— What the task requires —
Format the part of the records that opens with the line containing "Give bounding boxes" and closes with the line containing "category-label: Buena [70, 145, 105, 159]" as a numbered list, including both of those lines and leaving out any blank lines.

#####

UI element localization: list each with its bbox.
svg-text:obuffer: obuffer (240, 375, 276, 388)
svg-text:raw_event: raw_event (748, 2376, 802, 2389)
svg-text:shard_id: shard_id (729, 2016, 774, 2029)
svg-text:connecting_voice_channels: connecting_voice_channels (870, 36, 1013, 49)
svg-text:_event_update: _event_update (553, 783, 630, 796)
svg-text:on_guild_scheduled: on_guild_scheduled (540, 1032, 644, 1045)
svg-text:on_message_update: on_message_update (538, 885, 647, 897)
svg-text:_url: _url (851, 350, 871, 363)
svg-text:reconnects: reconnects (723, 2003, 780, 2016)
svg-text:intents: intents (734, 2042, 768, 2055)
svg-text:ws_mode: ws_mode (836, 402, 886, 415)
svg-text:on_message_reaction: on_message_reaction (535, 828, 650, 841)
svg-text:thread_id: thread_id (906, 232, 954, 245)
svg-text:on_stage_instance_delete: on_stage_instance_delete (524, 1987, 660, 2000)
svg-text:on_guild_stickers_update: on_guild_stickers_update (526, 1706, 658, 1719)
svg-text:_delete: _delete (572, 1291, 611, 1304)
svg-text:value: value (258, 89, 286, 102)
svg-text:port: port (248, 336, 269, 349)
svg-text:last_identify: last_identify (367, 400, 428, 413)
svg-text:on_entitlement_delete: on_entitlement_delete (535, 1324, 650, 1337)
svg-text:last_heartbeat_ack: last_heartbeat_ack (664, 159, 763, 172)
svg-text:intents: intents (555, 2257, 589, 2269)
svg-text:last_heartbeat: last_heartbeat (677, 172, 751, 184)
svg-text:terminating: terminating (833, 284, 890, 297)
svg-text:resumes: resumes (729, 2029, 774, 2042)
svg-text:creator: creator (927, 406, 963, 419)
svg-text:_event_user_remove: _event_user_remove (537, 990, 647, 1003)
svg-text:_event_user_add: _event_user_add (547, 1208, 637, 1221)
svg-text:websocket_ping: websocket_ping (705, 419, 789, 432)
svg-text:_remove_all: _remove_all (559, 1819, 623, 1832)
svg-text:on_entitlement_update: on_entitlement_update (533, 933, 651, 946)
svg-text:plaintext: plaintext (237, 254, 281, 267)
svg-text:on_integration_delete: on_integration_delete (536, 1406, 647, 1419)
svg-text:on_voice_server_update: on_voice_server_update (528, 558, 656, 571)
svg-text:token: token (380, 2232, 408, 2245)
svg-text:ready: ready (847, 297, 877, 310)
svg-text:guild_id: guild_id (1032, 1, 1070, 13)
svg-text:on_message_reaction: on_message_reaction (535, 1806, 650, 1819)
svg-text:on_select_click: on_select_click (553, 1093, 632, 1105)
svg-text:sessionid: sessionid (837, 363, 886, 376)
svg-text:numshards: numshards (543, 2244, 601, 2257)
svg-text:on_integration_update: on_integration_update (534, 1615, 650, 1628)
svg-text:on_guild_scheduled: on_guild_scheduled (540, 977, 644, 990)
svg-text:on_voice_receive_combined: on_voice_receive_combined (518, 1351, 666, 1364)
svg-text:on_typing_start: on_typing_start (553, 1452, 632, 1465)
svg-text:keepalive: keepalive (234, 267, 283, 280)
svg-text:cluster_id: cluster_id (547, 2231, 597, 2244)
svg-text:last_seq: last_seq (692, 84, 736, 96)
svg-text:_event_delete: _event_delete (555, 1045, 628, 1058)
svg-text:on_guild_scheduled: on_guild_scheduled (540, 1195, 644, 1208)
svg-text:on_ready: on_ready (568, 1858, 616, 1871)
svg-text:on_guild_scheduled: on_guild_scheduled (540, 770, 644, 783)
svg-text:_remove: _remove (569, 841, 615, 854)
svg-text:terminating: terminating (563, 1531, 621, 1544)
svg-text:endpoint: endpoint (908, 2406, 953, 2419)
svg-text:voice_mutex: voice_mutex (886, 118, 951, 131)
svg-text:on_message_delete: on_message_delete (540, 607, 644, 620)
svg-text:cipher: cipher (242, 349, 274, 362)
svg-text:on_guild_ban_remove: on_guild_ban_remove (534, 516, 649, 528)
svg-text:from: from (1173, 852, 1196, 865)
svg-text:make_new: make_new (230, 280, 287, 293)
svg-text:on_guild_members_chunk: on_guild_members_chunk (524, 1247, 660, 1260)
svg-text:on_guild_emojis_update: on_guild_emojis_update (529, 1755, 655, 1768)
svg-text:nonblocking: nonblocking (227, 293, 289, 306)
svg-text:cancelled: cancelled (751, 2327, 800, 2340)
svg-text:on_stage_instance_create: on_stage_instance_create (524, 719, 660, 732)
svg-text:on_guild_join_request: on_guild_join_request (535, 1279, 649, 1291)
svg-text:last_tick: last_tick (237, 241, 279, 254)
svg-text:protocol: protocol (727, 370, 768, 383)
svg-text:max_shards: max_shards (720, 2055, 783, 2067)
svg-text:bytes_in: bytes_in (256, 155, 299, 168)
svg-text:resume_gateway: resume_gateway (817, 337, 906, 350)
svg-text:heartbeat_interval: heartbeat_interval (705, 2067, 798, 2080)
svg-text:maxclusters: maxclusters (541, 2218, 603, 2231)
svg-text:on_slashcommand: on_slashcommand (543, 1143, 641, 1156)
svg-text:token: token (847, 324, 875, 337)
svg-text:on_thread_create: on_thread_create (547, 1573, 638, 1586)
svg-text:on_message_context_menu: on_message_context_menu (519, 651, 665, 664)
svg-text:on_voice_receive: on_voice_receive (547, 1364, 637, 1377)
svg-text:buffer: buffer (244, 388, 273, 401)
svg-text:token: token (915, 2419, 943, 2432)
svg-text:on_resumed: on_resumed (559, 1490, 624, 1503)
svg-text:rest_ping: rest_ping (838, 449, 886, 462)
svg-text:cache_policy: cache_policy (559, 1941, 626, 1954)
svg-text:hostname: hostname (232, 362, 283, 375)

#####

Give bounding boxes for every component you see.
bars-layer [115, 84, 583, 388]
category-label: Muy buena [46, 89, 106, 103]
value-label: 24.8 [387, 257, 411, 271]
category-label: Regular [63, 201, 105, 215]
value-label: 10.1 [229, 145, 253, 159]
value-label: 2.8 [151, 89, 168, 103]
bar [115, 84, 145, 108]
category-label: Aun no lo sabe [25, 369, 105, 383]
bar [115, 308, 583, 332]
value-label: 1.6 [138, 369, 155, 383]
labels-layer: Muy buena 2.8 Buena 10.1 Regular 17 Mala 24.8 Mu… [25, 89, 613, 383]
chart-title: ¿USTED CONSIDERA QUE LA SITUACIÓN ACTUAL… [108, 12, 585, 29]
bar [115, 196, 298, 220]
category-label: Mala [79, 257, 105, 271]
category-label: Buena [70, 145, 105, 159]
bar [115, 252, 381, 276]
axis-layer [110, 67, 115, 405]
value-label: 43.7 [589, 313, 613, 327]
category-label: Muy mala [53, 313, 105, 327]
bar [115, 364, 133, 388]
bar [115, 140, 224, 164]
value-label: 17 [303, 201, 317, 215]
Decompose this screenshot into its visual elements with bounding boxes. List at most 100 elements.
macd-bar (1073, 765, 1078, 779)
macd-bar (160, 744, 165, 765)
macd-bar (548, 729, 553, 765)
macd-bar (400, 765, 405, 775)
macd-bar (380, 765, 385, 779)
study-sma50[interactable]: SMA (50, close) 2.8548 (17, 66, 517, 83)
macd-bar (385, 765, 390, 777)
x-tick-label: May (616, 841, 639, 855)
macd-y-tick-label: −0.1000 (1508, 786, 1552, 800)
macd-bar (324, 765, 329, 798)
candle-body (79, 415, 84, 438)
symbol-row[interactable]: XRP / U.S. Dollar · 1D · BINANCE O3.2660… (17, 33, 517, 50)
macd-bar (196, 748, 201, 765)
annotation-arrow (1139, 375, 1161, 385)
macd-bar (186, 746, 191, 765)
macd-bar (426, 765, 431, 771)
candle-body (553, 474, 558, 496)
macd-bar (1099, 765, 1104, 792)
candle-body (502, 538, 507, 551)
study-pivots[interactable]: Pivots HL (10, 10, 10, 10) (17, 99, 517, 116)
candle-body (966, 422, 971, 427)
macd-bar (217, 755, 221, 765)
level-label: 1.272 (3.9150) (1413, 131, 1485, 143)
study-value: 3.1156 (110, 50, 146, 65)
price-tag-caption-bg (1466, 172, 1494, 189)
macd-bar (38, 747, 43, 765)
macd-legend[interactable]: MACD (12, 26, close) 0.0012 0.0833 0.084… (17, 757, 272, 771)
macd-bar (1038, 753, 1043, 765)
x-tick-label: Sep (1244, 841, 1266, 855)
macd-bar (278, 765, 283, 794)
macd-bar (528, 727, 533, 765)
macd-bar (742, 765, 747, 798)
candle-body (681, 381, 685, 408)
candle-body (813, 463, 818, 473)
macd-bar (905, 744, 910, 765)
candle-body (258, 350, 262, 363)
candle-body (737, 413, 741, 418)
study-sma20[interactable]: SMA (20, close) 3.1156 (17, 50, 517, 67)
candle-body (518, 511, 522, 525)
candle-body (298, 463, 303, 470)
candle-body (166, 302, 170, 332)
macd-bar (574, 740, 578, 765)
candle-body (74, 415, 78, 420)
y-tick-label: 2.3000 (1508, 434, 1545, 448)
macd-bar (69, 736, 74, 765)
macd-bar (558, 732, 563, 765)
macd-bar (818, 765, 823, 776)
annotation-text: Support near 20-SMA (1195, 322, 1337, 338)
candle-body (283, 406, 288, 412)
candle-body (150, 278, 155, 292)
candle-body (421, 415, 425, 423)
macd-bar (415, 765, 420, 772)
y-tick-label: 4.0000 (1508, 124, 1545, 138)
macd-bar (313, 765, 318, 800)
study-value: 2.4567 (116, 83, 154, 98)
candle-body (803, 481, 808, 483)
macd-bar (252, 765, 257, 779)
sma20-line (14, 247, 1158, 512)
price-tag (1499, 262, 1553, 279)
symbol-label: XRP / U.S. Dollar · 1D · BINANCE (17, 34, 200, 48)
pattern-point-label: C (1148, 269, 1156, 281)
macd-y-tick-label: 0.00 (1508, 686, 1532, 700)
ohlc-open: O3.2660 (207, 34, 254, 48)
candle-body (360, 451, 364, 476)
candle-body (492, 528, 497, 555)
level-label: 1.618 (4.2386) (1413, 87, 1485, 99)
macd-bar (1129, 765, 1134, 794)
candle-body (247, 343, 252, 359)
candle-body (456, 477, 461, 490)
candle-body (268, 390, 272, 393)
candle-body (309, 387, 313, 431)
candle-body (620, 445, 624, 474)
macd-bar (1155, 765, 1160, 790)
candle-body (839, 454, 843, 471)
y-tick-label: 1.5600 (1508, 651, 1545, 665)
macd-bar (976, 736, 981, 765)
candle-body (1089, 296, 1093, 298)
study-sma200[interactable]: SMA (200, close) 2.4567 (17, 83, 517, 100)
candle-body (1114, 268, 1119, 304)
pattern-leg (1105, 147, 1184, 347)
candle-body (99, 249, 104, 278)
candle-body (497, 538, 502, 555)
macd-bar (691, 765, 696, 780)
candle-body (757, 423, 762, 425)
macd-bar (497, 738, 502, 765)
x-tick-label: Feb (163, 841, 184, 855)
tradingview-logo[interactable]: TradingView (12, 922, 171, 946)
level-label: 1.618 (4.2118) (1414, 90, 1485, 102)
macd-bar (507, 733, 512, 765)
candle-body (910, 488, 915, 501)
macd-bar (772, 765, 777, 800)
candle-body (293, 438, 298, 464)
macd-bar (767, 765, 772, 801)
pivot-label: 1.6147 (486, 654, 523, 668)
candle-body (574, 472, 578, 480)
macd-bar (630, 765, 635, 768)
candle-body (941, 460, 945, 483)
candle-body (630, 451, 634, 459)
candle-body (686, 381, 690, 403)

#####

— Response below —
1. Give bounding boxes for every component you see.
2. bars-layer [115, 84, 583, 388]
3. category-label: Muy buena [46, 89, 106, 103]
4. value-label: 24.8 [387, 257, 411, 271]
5. category-label: Regular [63, 201, 105, 215]
6. value-label: 10.1 [229, 145, 253, 159]
7. value-label: 2.8 [151, 89, 168, 103]
8. bar [115, 84, 145, 108]
9. category-label: Aun no lo sabe [25, 369, 105, 383]
10. bar [115, 308, 583, 332]
11. value-label: 1.6 [138, 369, 155, 383]
12. labels-layer: Muy buena 2.8 Buena 10.1 Regular 17 Mala 24.8 Mu… [25, 89, 613, 383]
13. chart-title: ¿USTED CONSIDERA QUE LA SITUACIÓN ACTUAL… [108, 12, 585, 29]
14. bar [115, 196, 298, 220]
15. category-label: Mala [79, 257, 105, 271]
16. category-label: Buena [70, 145, 105, 159]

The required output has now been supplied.